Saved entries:

╔══

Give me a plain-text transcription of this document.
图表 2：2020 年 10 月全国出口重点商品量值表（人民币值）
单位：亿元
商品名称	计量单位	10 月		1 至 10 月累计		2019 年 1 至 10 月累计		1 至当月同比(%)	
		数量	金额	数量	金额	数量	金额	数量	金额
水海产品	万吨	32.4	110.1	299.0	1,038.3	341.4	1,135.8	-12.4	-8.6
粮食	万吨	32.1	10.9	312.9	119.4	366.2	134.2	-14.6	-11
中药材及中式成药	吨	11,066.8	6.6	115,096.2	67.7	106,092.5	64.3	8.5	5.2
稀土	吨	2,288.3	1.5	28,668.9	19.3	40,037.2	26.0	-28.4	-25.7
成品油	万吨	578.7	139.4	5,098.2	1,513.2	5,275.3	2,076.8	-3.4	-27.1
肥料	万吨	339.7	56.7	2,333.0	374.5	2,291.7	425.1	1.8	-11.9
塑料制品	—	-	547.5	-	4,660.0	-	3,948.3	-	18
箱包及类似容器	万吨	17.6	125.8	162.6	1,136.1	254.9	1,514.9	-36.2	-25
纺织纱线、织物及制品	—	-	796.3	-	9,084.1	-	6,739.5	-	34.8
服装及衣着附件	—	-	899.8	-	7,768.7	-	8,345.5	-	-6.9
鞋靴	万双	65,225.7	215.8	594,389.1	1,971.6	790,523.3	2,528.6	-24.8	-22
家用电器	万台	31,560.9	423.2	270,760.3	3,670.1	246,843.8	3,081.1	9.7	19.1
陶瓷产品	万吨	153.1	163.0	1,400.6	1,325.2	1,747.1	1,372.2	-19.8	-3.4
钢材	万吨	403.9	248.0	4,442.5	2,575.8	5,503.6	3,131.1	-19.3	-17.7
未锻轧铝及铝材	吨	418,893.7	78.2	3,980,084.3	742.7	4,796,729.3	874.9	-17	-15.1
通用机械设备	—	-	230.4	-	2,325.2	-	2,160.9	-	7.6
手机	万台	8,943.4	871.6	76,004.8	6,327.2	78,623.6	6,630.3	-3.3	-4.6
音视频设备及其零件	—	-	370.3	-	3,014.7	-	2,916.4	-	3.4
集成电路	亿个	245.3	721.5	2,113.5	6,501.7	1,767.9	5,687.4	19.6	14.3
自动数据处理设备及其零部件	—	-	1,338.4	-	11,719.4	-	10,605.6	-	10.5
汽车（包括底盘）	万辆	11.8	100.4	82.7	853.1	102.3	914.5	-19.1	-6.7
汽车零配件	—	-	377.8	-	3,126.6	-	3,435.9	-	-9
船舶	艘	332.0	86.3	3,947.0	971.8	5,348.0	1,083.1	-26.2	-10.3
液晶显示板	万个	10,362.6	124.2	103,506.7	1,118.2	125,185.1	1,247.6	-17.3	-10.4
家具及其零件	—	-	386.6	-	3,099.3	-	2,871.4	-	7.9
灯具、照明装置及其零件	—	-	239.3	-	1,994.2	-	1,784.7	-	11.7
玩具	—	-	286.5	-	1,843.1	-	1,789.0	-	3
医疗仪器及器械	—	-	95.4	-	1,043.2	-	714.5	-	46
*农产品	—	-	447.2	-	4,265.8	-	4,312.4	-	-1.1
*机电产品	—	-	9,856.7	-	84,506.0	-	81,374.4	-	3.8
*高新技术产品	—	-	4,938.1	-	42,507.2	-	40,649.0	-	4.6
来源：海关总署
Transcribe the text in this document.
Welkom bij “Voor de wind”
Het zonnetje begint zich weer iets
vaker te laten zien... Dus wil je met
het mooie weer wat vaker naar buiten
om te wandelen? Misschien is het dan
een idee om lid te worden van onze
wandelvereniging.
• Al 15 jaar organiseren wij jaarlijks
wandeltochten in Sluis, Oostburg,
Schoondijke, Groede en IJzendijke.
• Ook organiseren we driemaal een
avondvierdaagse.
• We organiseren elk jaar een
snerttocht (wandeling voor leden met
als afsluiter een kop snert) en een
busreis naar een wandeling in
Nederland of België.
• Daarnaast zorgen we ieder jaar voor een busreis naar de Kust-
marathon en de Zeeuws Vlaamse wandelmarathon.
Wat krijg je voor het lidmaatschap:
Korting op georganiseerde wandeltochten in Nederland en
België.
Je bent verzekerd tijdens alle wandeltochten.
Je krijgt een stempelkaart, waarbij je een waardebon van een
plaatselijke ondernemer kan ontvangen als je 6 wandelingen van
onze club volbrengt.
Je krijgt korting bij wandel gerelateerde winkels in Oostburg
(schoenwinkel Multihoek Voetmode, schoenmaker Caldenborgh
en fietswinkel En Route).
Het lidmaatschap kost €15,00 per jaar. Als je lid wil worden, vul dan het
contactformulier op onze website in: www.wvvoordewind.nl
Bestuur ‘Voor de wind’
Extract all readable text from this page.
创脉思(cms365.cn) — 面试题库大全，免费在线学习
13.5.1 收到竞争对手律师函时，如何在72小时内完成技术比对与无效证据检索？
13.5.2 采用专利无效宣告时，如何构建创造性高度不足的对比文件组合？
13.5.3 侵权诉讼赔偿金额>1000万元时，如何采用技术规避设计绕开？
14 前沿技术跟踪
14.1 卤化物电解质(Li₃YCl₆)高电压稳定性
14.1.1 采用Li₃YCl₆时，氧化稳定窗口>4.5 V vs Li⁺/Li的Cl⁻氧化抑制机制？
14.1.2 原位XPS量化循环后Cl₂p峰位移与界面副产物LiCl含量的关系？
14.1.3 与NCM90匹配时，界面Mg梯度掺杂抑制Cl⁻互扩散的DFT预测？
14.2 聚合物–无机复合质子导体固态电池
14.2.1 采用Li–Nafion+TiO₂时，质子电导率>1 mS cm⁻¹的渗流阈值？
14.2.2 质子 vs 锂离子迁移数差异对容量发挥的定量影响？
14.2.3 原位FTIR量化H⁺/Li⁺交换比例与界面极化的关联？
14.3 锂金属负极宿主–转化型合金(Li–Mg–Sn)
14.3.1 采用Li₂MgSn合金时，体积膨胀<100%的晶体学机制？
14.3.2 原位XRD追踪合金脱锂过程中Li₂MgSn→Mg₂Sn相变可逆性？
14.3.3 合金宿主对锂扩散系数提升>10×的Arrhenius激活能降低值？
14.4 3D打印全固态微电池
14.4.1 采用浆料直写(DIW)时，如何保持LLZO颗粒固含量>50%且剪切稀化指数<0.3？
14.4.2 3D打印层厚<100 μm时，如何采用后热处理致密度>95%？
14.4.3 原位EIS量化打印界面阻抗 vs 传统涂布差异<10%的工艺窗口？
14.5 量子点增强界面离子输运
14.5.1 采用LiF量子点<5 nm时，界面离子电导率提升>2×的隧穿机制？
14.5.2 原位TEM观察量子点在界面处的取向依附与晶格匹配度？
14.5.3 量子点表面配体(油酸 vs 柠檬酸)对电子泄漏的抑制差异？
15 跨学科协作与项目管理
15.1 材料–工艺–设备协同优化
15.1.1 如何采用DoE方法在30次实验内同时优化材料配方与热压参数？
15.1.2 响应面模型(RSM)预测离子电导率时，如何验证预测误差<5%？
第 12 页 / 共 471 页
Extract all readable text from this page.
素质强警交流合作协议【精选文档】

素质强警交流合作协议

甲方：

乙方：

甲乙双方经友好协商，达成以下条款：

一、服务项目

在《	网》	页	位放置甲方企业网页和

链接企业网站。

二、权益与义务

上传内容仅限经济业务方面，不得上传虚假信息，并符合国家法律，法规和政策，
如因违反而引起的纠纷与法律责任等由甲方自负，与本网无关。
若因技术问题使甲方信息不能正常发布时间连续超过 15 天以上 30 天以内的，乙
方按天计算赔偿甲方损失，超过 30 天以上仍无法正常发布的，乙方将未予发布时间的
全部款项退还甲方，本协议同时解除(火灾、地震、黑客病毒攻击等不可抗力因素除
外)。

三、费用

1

╚══

Directions — Which lines above contain the word "naar"? Copy each of them.

Complete answer —
het mooie weer wat vaker naar buiten
busreis naar een wandeling in
• Daarnaast zorgen we ieder jaar voor een busreis naar de Kust-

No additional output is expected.